▶ [OBJECTIVE] Your copy of the material must match it exactly, except that pictures are dropped.

▶ [DATA SUPPLIED]
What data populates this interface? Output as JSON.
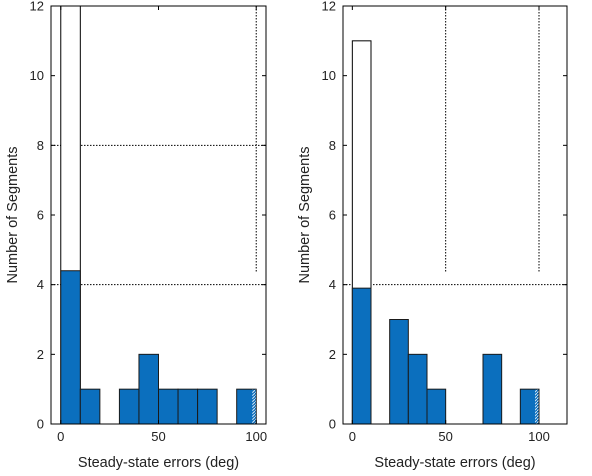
{
  "colors": {
    "bar_fill": "#0b6fbe",
    "bar_edge": "#1a1a1a",
    "outline": "#000000",
    "hatch": "#cfe3f3"
  },
  "chart_data": [
    {
      "type": "bar",
      "xlabel": "Steady-state errors (deg)",
      "ylabel": "Number of Segments",
      "xlim": [
        -5,
        105
      ],
      "ylim": [
        0,
        12
      ],
      "xticks": [
        "0",
        "50",
        "100"
      ],
      "yticks": [
        "0",
        "2",
        "4",
        "6",
        "8",
        "10",
        "12"
      ],
      "bin_width": 10,
      "bars": [
        {
          "x": 5,
          "value": 4.4
        },
        {
          "x": 15,
          "value": 1
        },
        {
          "x": 35,
          "value": 1
        },
        {
          "x": 45,
          "value": 2
        },
        {
          "x": 55,
          "value": 1
        },
        {
          "x": 65,
          "value": 1
        },
        {
          "x": 75,
          "value": 1
        },
        {
          "x": 95,
          "value": 1
        }
      ],
      "outline_bars": [
        {
          "x": 5,
          "value": 12
        }
      ],
      "hlines": [
        8,
        4
      ],
      "vlines": [
        100
      ]
    },
    {
      "type": "bar",
      "xlabel": "Steady-state errors (deg)",
      "ylabel": "Number of Segments",
      "xlim": [
        -5,
        115
      ],
      "ylim": [
        0,
        12
      ],
      "xticks": [
        "0",
        "50",
        "100"
      ],
      "yticks": [
        "0",
        "2",
        "4",
        "6",
        "8",
        "10",
        "12"
      ],
      "bin_width": 10,
      "bars": [
        {
          "x": 5,
          "value": 3.9
        },
        {
          "x": 25,
          "value": 3
        },
        {
          "x": 35,
          "value": 2
        },
        {
          "x": 45,
          "value": 1
        },
        {
          "x": 75,
          "value": 2
        },
        {
          "x": 95,
          "value": 1
        }
      ],
      "outline_bars": [
        {
          "x": 5,
          "value": 11
        }
      ],
      "hlines": [
        4
      ],
      "vlines": [
        50,
        100
      ]
    }
  ]
}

▶ [TASK RESPONSE]
What data populates this interface? Output as JSON.
{
  "colors": {
    "bar_fill": "#0b6fbe",
    "bar_edge": "#1a1a1a",
    "outline": "#000000",
    "hatch": "#cfe3f3"
  },
  "chart_data": [
    {
      "type": "bar",
      "xlabel": "Steady-state errors (deg)",
      "ylabel": "Number of Segments",
      "xlim": [
        -5,
        105
      ],
      "ylim": [
        0,
        12
      ],
      "xticks": [
        "0",
        "50",
        "100"
      ],
      "yticks": [
        "0",
        "2",
        "4",
        "6",
        "8",
        "10",
        "12"
      ],
      "bin_width": 10,
      "bars": [
        {
          "x": 5,
          "value": 4.4
        },
        {
          "x": 15,
          "value": 1
        },
        {
          "x": 35,
          "value": 1
        },
        {
          "x": 45,
          "value": 2
        },
        {
          "x": 55,
          "value": 1
        },
        {
          "x": 65,
          "value": 1
        },
        {
          "x": 75,
          "value": 1
        },
        {
          "x": 95,
          "value": 1
        }
      ],
      "outline_bars": [
        {
          "x": 5,
          "value": 12
        }
      ],
      "hlines": [
        8,
        4
      ],
      "vlines": [
        100
      ]
    },
    {
      "type": "bar",
      "xlabel": "Steady-state errors (deg)",
      "ylabel": "Number of Segments",
      "xlim": [
        -5,
        115
      ],
      "ylim": [
        0,
        12
      ],
      "xticks": [
        "0",
        "50",
        "100"
      ],
      "yticks": [
        "0",
        "2",
        "4",
        "6",
        "8",
        "10",
        "12"
      ],
      "bin_width": 10,
      "bars": [
        {
          "x": 5,
          "value": 3.9
        },
        {
          "x": 25,
          "value": 3
        },
        {
          "x": 35,
          "value": 2
        },
        {
          "x": 45,
          "value": 1
        },
        {
          "x": 75,
          "value": 2
        },
        {
          "x": 95,
          "value": 1
        }
      ],
      "outline_bars": [
        {
          "x": 5,
          "value": 11
        }
      ],
      "hlines": [
        4
      ],
      "vlines": [
        50,
        100
      ]
    }
  ]
}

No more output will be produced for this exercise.